The film’s story, generally, is shaped around how Mouchette responds to these wrongs. Lacking all power and influence, she enacts her will through a series of minuscule gestures. She throws dirt at the girls who laugh at her in school, stamps her feet in mud on the way to church, mutters insults under her breath. She recreates the grand offenses she endures on her scale—harmless, powerless. The broken perform breaking of their own, as much as is within their capability.

But the characters of Mouchette all belong to the realm of the invisible—crushed, destitute, sick, all tortured by their different desperations. Defanged and numb to all else, small tantrums and innocent flirtations feel something like freedom for Mouchette, but for the adults, armed with their own kind of power, such outbursts become devastating, and their own misery becomes self-perpetuating. Mouchette shows how quickly and efficiently children can become locked in that trap of cyclical suffering. It’s a truth that they cannot be protected from forever. That’s the symbolic power of the film’s opening, in which Mouchette’s mother—her daughter’s last hope for shelter from the iniquities of the world—exits the frame and leaves the void in her wake.

Some have accused Mouchette of wallowing unnecessarily in the intensifying torture of a young girl, but Bresson sets up a world of action and consequence. Mouchette’s pain doesn’t materialize randomly. It isn’t delivered by the hands of God, but the hands of men, driven to their own wretched circumstances by those who once held power and influence over them. Bresson’s mission with Mouchette was to see how the weak respond to a destructive environment, and it reminds us how those environments are created in the first place. In Mouchette, Bresson’s cinema of gestures is all about reflections, how humanity mirrors itself. The young tragically relive the traumas of the old—if they can make it that far without disappearing.

* * *

The Criterion Collection’s Blu-ray upgrade of Mouchette arrives with the exact same slate of special features as the original DVD release in 2007. Under normal circumstances, the lack of fresh content would be a disappointment, but the original release already felt quite substantial, and to have its content in HD is an incredible boon for film lovers. Though it boasts only four on-disc supplements, each is a superlative complement to the film: critic Tony Rayns‘ scholarly commentary loaded with analysis and background detail, the film’s original trailer cut with style by Jean-Luc Godard, a half-hour behind-the-scenes documentary on the movie’s production by German filmmaker Theodor Kotulla called Au hasard Bresson, and a 1967 excerpt from the French TV show Cinéma recorded on set and featuring interviews with Bresson, Nortier, and Guilbert.
___
Given request A
In the Mouchette review, who cut the film's original trailer?
___
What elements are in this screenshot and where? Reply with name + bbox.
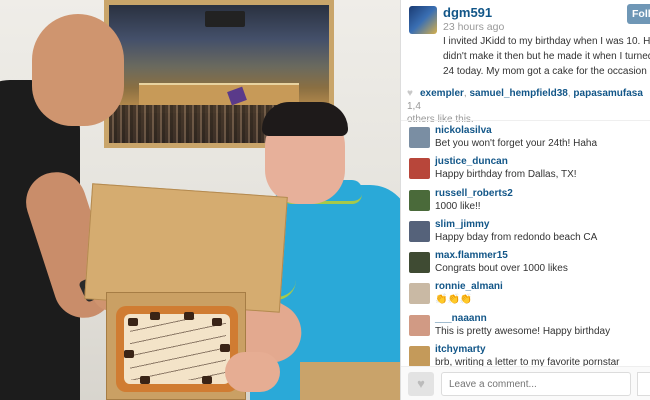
comment-text: 👏👏👏 [435, 294, 473, 306]
commenter-avatar[interactable] [409, 220, 430, 242]
comment-input[interactable] [441, 372, 631, 396]
comment-text: Bet you won't forget your 24th! Haha [435, 138, 598, 149]
heart-icon: ♥ [417, 376, 425, 391]
comment-item: russell_roberts2 1000 like!! [401, 187, 650, 218]
comment-item: slim_jimmy Happy bday from redondo beach… [401, 218, 650, 249]
comment-text: This is pretty awesome! Happy birthday [435, 325, 611, 337]
post-timestamp[interactable]: 23 hours ago [443, 21, 504, 33]
comment-text: 1000 like!! [435, 200, 481, 212]
post-photo[interactable] [0, 0, 400, 400]
commenter-username[interactable]: russell_roberts2 [435, 188, 513, 199]
commenter-username[interactable]: itchymarty [435, 344, 486, 355]
commenter-username[interactable]: slim_jimmy [435, 219, 489, 230]
follow-button[interactable]: Follow [627, 4, 650, 24]
commenter-avatar[interactable] [409, 158, 430, 180]
comment-item: ronnie_almani 👏👏👏 [401, 280, 650, 311]
commenter-username[interactable]: justice_duncan [435, 156, 508, 167]
commenter-avatar[interactable] [409, 314, 430, 336]
comment-text: Happy bday from redondo beach CA [435, 231, 598, 243]
commenter-avatar[interactable] [409, 252, 430, 274]
comment-item: max.flammer15 Congrats bout over 1000 li… [401, 249, 650, 280]
commenter-username[interactable]: ronnie_almani [435, 281, 503, 292]
divider [401, 120, 650, 121]
post-username[interactable]: dgm591 [443, 5, 492, 20]
commenter-avatar[interactable] [409, 346, 430, 368]
comment-text: Happy birthday from Dallas, TX! [435, 169, 577, 181]
commenter-avatar[interactable] [409, 127, 430, 148]
comment-item: justice_duncan Happy birthday from Dalla… [401, 155, 650, 186]
commenter-username[interactable]: max.flammer15 [435, 250, 508, 261]
like-button[interactable]: ♥ [408, 372, 434, 396]
comment-item: itchymarty brb, writing a letter to my f… [401, 343, 650, 368]
comments-list: nickolasilva Bet you won't forget your 2… [401, 124, 650, 368]
comment-item: ___naaann This is pretty awesome! Happy … [401, 312, 650, 343]
heart-icon: ♥ [407, 88, 413, 99]
post-header: dgm591 23 hours ago Follow I invited JKi… [401, 0, 650, 82]
more-options-button[interactable] [637, 372, 650, 396]
likes-count[interactable]: 1,4 [407, 101, 421, 112]
comment-text: Congrats bout over 1000 likes [435, 263, 568, 275]
commenter-avatar[interactable] [409, 189, 430, 211]
post-caption: I invited JKidd to my birthday when I wa… [443, 36, 650, 77]
post-sidebar: dgm591 23 hours ago Follow I invited JKi… [400, 0, 650, 400]
user-avatar[interactable] [409, 6, 437, 34]
liker-link[interactable]: exempler [420, 88, 464, 99]
commenter-username[interactable]: ___naaann [435, 313, 487, 324]
liker-link[interactable]: samuel_hempfield38 [469, 88, 567, 99]
commenter-avatar[interactable] [409, 283, 430, 305]
comment-footer: ♥ [401, 366, 650, 400]
liker-link[interactable]: papasamufasa [573, 88, 642, 99]
commenter-username[interactable]: nickolasilva [435, 125, 492, 136]
comment-item: nickolasilva Bet you won't forget your 2… [401, 124, 650, 155]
___
Given request B
Can you repeat the records verbatim, from the line with "comment-text: 👏👏👏 [435, 294, 473, 306]" up to and including the line with "219, 489, 230]"?

Output A
Jean-Luc Godard

Output B
comment-text: 👏👏👏 [435, 294, 473, 306]
commenter-avatar[interactable] [409, 220, 430, 242]
comment-input[interactable] [441, 372, 631, 396]
comment-text: Bet you won't forget your 24th! Haha [435, 138, 598, 149]
heart-icon: ♥ [417, 376, 425, 391]
comment-item: russell_roberts2 1000 like!! [401, 187, 650, 218]
comment-item: slim_jimmy Happy bday from redondo beach… [401, 218, 650, 249]
comment-text: This is pretty awesome! Happy birthday [435, 325, 611, 337]
post-timestamp[interactable]: 23 hours ago [443, 21, 504, 33]
comment-text: 1000 like!! [435, 200, 481, 212]
post-photo[interactable] [0, 0, 400, 400]
commenter-username[interactable]: russell_roberts2 [435, 188, 513, 199]
commenter-username[interactable]: itchymarty [435, 344, 486, 355]
commenter-username[interactable]: slim_jimmy [435, 219, 489, 230]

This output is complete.